# Available records start

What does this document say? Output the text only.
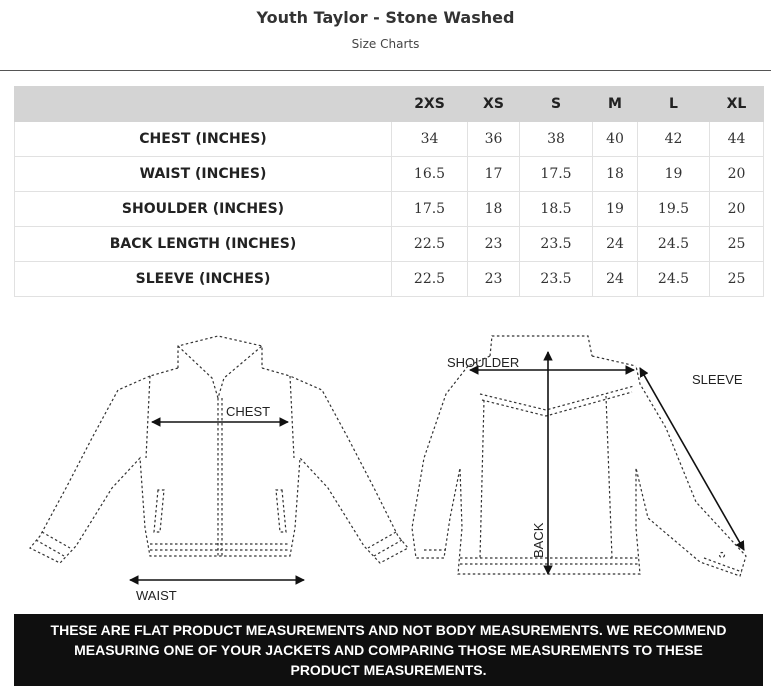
Youth Taylor - Stone Washed
Size Charts
	2XS	XS	S	M	L	XL
CHEST (INCHES)	34	36	38	40	42	44
WAIST (INCHES)	16.5	17	17.5	18	19	20
SHOULDER (INCHES)	17.5	18	18.5	19	19.5	20
BACK LENGTH (INCHES)	22.5	23	23.5	24	24.5	25
SLEEVE (INCHES)	22.5	23	23.5	24	24.5	25
CHEST
WAIST
SHOULDER
SLEEVE
BACK
THESE ARE FLAT PRODUCT MEASUREMENTS AND NOT BODY MEASUREMENTS. WE RECOMMEND MEASURING ONE OF YOUR JACKETS AND COMPARING THOSE MEASUREMENTS TO THESE PRODUCT MEASUREMENTS.
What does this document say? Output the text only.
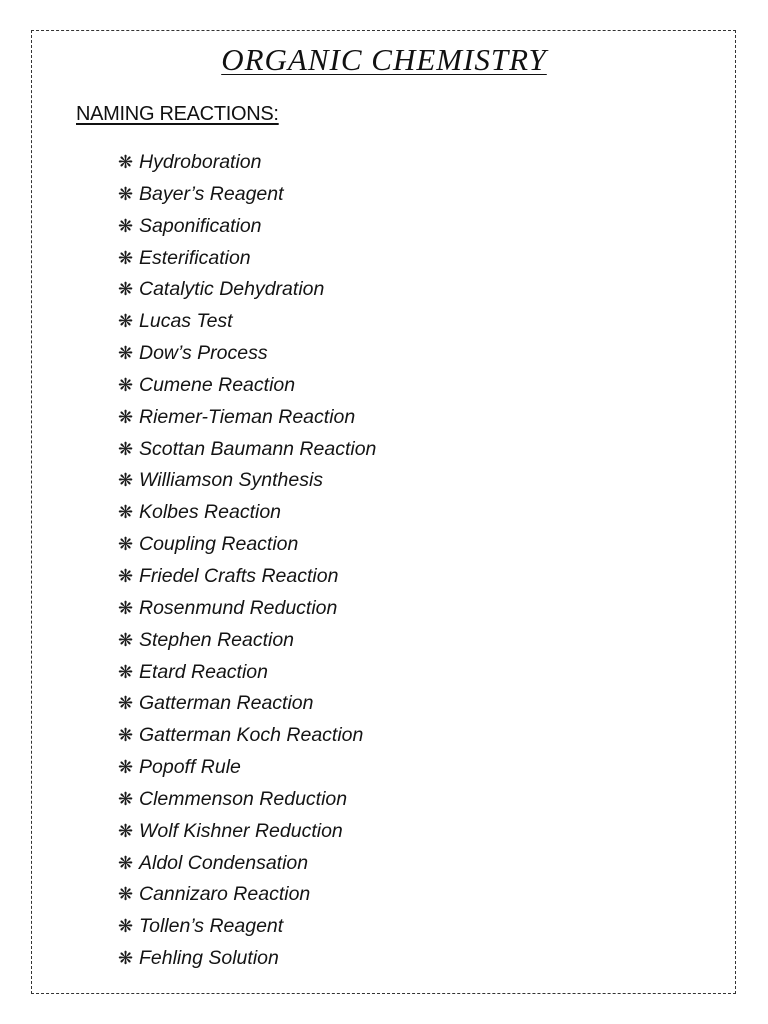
ORGANIC CHEMISTRY
NAMING REACTIONS:
❋ Hydroboration
❋ Bayer’s Reagent
❋ Saponification
❋ Esterification
❋ Catalytic Dehydration
❋ Lucas Test
❋ Dow’s Process
❋ Cumene Reaction
❋ Riemer-Tieman Reaction
❋ Scottan Baumann Reaction
❋ Williamson Synthesis
❋ Kolbes Reaction
❋ Coupling Reaction
❋ Friedel Crafts Reaction
❋ Rosenmund Reduction
❋ Stephen Reaction
❋ Etard Reaction
❋ Gatterman Reaction
❋ Gatterman Koch Reaction
❋ Popoff Rule
❋ Clemmenson Reduction
❋ Wolf Kishner Reduction
❋ Aldol Condensation
❋ Cannizaro Reaction
❋ Tollen’s Reagent
❋ Fehling Solution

# Available records end

_Task prompt_:
Copy the records exactly as they appear, excluding images.

_Answer for this exercise_:
What does this document say? Output the text only.
Youth Taylor - Stone Washed
Size Charts
	2XS	XS	S	M	L	XL
CHEST (INCHES)	34	36	38	40	42	44
WAIST (INCHES)	16.5	17	17.5	18	19	20
SHOULDER (INCHES)	17.5	18	18.5	19	19.5	20
BACK LENGTH (INCHES)	22.5	23	23.5	24	24.5	25
SLEEVE (INCHES)	22.5	23	23.5	24	24.5	25
CHEST
WAIST
SHOULDER
SLEEVE
BACK
THESE ARE FLAT PRODUCT MEASUREMENTS AND NOT BODY MEASUREMENTS. WE RECOMMEND MEASURING ONE OF YOUR JACKETS AND COMPARING THOSE MEASUREMENTS TO THESE PRODUCT MEASUREMENTS.
What does this document say? Output the text only.
ORGANIC CHEMISTRY
NAMING REACTIONS:
❋ Hydroboration
❋ Bayer’s Reagent
❋ Saponification
❋ Esterification
❋ Catalytic Dehydration
❋ Lucas Test
❋ Dow’s Process
❋ Cumene Reaction
❋ Riemer-Tieman Reaction
❋ Scottan Baumann Reaction
❋ Williamson Synthesis
❋ Kolbes Reaction
❋ Coupling Reaction
❋ Friedel Crafts Reaction
❋ Rosenmund Reduction
❋ Stephen Reaction
❋ Etard Reaction
❋ Gatterman Reaction
❋ Gatterman Koch Reaction
❋ Popoff Rule
❋ Clemmenson Reduction
❋ Wolf Kishner Reduction
❋ Aldol Condensation
❋ Cannizaro Reaction
❋ Tollen’s Reagent
❋ Fehling Solution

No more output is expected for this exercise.